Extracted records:
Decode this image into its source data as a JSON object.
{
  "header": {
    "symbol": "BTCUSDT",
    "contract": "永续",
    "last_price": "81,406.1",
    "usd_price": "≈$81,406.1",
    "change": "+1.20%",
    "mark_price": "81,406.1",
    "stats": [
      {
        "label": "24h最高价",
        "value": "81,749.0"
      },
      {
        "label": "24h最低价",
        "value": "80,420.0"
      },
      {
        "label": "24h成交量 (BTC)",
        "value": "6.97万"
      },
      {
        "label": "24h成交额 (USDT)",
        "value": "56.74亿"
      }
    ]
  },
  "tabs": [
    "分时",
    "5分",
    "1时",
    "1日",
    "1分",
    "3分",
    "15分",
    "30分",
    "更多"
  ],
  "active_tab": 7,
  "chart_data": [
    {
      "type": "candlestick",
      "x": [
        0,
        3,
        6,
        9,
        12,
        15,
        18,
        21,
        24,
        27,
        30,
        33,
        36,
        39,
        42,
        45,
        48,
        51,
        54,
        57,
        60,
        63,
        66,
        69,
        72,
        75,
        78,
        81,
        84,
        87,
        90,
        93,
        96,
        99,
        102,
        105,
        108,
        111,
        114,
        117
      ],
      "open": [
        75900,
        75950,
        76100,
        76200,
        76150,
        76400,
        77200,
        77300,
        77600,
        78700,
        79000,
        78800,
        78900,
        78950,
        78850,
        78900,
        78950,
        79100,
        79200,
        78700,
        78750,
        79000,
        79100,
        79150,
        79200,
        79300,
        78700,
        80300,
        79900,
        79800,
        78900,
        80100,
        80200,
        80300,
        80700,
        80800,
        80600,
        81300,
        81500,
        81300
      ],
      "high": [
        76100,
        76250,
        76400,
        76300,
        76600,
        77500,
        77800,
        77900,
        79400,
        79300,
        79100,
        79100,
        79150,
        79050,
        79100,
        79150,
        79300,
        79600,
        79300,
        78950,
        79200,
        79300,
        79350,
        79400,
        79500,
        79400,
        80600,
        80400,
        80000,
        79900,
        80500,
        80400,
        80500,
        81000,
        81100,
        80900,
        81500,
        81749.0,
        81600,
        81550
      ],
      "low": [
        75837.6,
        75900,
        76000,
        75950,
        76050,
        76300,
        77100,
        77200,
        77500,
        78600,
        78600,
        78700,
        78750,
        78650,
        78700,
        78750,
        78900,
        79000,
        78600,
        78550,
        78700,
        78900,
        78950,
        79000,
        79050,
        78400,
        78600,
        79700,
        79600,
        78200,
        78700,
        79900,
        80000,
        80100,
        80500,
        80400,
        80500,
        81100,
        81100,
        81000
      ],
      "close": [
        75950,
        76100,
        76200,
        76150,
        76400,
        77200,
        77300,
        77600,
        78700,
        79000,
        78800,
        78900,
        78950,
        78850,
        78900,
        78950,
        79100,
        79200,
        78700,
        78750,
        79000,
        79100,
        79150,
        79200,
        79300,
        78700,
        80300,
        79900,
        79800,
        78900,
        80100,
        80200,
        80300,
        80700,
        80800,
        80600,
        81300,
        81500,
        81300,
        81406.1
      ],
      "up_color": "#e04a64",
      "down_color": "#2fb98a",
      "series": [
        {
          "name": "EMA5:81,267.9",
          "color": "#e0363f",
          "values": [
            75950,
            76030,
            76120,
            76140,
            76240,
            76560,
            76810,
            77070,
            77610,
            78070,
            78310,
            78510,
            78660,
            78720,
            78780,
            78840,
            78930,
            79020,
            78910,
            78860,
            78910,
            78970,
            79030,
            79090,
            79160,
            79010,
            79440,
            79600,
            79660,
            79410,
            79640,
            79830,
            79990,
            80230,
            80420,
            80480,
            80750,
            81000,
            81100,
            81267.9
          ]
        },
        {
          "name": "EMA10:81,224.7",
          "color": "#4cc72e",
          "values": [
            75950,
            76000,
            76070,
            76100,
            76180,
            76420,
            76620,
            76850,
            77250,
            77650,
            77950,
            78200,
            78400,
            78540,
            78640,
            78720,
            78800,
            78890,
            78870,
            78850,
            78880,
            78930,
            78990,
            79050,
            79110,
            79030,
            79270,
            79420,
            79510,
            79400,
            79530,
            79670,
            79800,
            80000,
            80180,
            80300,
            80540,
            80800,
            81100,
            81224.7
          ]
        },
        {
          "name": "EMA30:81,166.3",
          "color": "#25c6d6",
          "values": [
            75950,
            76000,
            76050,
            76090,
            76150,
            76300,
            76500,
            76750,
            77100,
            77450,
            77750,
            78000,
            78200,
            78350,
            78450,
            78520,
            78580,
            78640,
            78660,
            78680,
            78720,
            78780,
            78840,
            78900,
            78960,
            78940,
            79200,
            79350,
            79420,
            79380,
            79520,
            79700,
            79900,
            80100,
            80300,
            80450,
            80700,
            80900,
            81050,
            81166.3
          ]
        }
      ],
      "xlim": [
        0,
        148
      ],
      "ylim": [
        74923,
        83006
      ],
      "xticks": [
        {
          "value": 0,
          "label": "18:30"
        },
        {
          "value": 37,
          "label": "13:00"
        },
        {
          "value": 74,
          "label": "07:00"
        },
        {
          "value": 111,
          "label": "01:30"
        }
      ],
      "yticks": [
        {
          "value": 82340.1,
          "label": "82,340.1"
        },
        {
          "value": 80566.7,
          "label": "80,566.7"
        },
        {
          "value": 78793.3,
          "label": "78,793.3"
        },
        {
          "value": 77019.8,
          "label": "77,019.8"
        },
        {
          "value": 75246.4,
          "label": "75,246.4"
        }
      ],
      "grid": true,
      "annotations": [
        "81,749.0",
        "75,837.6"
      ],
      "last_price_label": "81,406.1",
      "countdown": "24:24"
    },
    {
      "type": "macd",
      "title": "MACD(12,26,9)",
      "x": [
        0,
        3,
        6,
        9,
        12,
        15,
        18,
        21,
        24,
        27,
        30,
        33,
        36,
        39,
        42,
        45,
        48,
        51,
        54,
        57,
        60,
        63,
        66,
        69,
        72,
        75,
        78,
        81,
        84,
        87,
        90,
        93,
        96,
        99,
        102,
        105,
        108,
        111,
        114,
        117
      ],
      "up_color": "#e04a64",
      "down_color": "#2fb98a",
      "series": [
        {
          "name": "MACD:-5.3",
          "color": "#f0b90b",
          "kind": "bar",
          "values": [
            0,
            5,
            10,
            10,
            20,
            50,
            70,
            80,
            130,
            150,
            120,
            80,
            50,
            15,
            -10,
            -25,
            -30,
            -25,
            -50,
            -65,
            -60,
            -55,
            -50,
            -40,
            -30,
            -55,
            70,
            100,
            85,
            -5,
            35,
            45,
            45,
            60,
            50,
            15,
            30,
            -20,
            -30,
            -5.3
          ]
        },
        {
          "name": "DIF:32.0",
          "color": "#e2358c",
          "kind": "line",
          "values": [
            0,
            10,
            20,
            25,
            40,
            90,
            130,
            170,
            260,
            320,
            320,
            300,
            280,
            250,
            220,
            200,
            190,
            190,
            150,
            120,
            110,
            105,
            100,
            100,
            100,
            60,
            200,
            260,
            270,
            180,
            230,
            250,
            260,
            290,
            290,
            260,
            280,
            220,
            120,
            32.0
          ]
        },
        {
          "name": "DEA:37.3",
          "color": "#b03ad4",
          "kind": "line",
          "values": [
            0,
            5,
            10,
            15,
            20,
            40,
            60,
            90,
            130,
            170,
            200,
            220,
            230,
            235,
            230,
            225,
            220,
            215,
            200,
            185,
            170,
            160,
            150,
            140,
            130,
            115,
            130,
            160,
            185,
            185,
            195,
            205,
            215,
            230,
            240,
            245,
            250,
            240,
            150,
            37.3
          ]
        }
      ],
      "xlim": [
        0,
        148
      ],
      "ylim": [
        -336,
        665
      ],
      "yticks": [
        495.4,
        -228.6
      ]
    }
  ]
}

* [Task] Write out every entry again, keeping each line exactly the same.

* [Written answer]
Decode this image into its source data as a JSON object.
{
  "header": {
    "symbol": "BTCUSDT",
    "contract": "永续",
    "last_price": "81,406.1",
    "usd_price": "≈$81,406.1",
    "change": "+1.20%",
    "mark_price": "81,406.1",
    "stats": [
      {
        "label": "24h最高价",
        "value": "81,749.0"
      },
      {
        "label": "24h最低价",
        "value": "80,420.0"
      },
      {
        "label": "24h成交量 (BTC)",
        "value": "6.97万"
      },
      {
        "label": "24h成交额 (USDT)",
        "value": "56.74亿"
      }
    ]
  },
  "tabs": [
    "分时",
    "5分",
    "1时",
    "1日",
    "1分",
    "3分",
    "15分",
    "30分",
    "更多"
  ],
  "active_tab": 7,
  "chart_data": [
    {
      "type": "candlestick",
      "x": [
        0,
        3,
        6,
        9,
        12,
        15,
        18,
        21,
        24,
        27,
        30,
        33,
        36,
        39,
        42,
        45,
        48,
        51,
        54,
        57,
        60,
        63,
        66,
        69,
        72,
        75,
        78,
        81,
        84,
        87,
        90,
        93,
        96,
        99,
        102,
        105,
        108,
        111,
        114,
        117
      ],
      "open": [
        75900,
        75950,
        76100,
        76200,
        76150,
        76400,
        77200,
        77300,
        77600,
        78700,
        79000,
        78800,
        78900,
        78950,
        78850,
        78900,
        78950,
        79100,
        79200,
        78700,
        78750,
        79000,
        79100,
        79150,
        79200,
        79300,
        78700,
        80300,
        79900,
        79800,
        78900,
        80100,
        80200,
        80300,
        80700,
        80800,
        80600,
        81300,
        81500,
        81300
      ],
      "high": [
        76100,
        76250,
        76400,
        76300,
        76600,
        77500,
        77800,
        77900,
        79400,
        79300,
        79100,
        79100,
        79150,
        79050,
        79100,
        79150,
        79300,
        79600,
        79300,
        78950,
        79200,
        79300,
        79350,
        79400,
        79500,
        79400,
        80600,
        80400,
        80000,
        79900,
        80500,
        80400,
        80500,
        81000,
        81100,
        80900,
        81500,
        81749.0,
        81600,
        81550
      ],
      "low": [
        75837.6,
        75900,
        76000,
        75950,
        76050,
        76300,
        77100,
        77200,
        77500,
        78600,
        78600,
        78700,
        78750,
        78650,
        78700,
        78750,
        78900,
        79000,
        78600,
        78550,
        78700,
        78900,
        78950,
        79000,
        79050,
        78400,
        78600,
        79700,
        79600,
        78200,
        78700,
        79900,
        80000,
        80100,
        80500,
        80400,
        80500,
        81100,
        81100,
        81000
      ],
      "close": [
        75950,
        76100,
        76200,
        76150,
        76400,
        77200,
        77300,
        77600,
        78700,
        79000,
        78800,
        78900,
        78950,
        78850,
        78900,
        78950,
        79100,
        79200,
        78700,
        78750,
        79000,
        79100,
        79150,
        79200,
        79300,
        78700,
        80300,
        79900,
        79800,
        78900,
        80100,
        80200,
        80300,
        80700,
        80800,
        80600,
        81300,
        81500,
        81300,
        81406.1
      ],
      "up_color": "#e04a64",
      "down_color": "#2fb98a",
      "series": [
        {
          "name": "EMA5:81,267.9",
          "color": "#e0363f",
          "values": [
            75950,
            76030,
            76120,
            76140,
            76240,
            76560,
            76810,
            77070,
            77610,
            78070,
            78310,
            78510,
            78660,
            78720,
            78780,
            78840,
            78930,
            79020,
            78910,
            78860,
            78910,
            78970,
            79030,
            79090,
            79160,
            79010,
            79440,
            79600,
            79660,
            79410,
            79640,
            79830,
            79990,
            80230,
            80420,
            80480,
            80750,
            81000,
            81100,
            81267.9
          ]
        },
        {
          "name": "EMA10:81,224.7",
          "color": "#4cc72e",
          "values": [
            75950,
            76000,
            76070,
            76100,
            76180,
            76420,
            76620,
            76850,
            77250,
            77650,
            77950,
            78200,
            78400,
            78540,
            78640,
            78720,
            78800,
            78890,
            78870,
            78850,
            78880,
            78930,
            78990,
            79050,
            79110,
            79030,
            79270,
            79420,
            79510,
            79400,
            79530,
            79670,
            79800,
            80000,
            80180,
            80300,
            80540,
            80800,
            81100,
            81224.7
          ]
        },
        {
          "name": "EMA30:81,166.3",
          "color": "#25c6d6",
          "values": [
            75950,
            76000,
            76050,
            76090,
            76150,
            76300,
            76500,
            76750,
            77100,
            77450,
            77750,
            78000,
            78200,
            78350,
            78450,
            78520,
            78580,
            78640,
            78660,
            78680,
            78720,
            78780,
            78840,
            78900,
            78960,
            78940,
            79200,
            79350,
            79420,
            79380,
            79520,
            79700,
            79900,
            80100,
            80300,
            80450,
            80700,
            80900,
            81050,
            81166.3
          ]
        }
      ],
      "xlim": [
        0,
        148
      ],
      "ylim": [
        74923,
        83006
      ],
      "xticks": [
        {
          "value": 0,
          "label": "18:30"
        },
        {
          "value": 37,
          "label": "13:00"
        },
        {
          "value": 74,
          "label": "07:00"
        },
        {
          "value": 111,
          "label": "01:30"
        }
      ],
      "yticks": [
        {
          "value": 82340.1,
          "label": "82,340.1"
        },
        {
          "value": 80566.7,
          "label": "80,566.7"
        },
        {
          "value": 78793.3,
          "label": "78,793.3"
        },
        {
          "value": 77019.8,
          "label": "77,019.8"
        },
        {
          "value": 75246.4,
          "label": "75,246.4"
        }
      ],
      "grid": true,
      "annotations": [
        "81,749.0",
        "75,837.6"
      ],
      "last_price_label": "81,406.1",
      "countdown": "24:24"
    },
    {
      "type": "macd",
      "title": "MACD(12,26,9)",
      "x": [
        0,
        3,
        6,
        9,
        12,
        15,
        18,
        21,
        24,
        27,
        30,
        33,
        36,
        39,
        42,
        45,
        48,
        51,
        54,
        57,
        60,
        63,
        66,
        69,
        72,
        75,
        78,
        81,
        84,
        87,
        90,
        93,
        96,
        99,
        102,
        105,
        108,
        111,
        114,
        117
      ],
      "up_color": "#e04a64",
      "down_color": "#2fb98a",
      "series": [
        {
          "name": "MACD:-5.3",
          "color": "#f0b90b",
          "kind": "bar",
          "values": [
            0,
            5,
            10,
            10,
            20,
            50,
            70,
            80,
            130,
            150,
            120,
            80,
            50,
            15,
            -10,
            -25,
            -30,
            -25,
            -50,
            -65,
            -60,
            -55,
            -50,
            -40,
            -30,
            -55,
            70,
            100,
            85,
            -5,
            35,
            45,
            45,
            60,
            50,
            15,
            30,
            -20,
            -30,
            -5.3
          ]
        },
        {
          "name": "DIF:32.0",
          "color": "#e2358c",
          "kind": "line",
          "values": [
            0,
            10,
            20,
            25,
            40,
            90,
            130,
            170,
            260,
            320,
            320,
            300,
            280,
            250,
            220,
            200,
            190,
            190,
            150,
            120,
            110,
            105,
            100,
            100,
            100,
            60,
            200,
            260,
            270,
            180,
            230,
            250,
            260,
            290,
            290,
            260,
            280,
            220,
            120,
            32.0
          ]
        },
        {
          "name": "DEA:37.3",
          "color": "#b03ad4",
          "kind": "line",
          "values": [
            0,
            5,
            10,
            15,
            20,
            40,
            60,
            90,
            130,
            170,
            200,
            220,
            230,
            235,
            230,
            225,
            220,
            215,
            200,
            185,
            170,
            160,
            150,
            140,
            130,
            115,
            130,
            160,
            185,
            185,
            195,
            205,
            215,
            230,
            240,
            245,
            250,
            240,
            150,
            37.3
          ]
        }
      ],
      "xlim": [
        0,
        148
      ],
      "ylim": [
        -336,
        665
      ],
      "yticks": [
        495.4,
        -228.6
      ]
    }
  ]
}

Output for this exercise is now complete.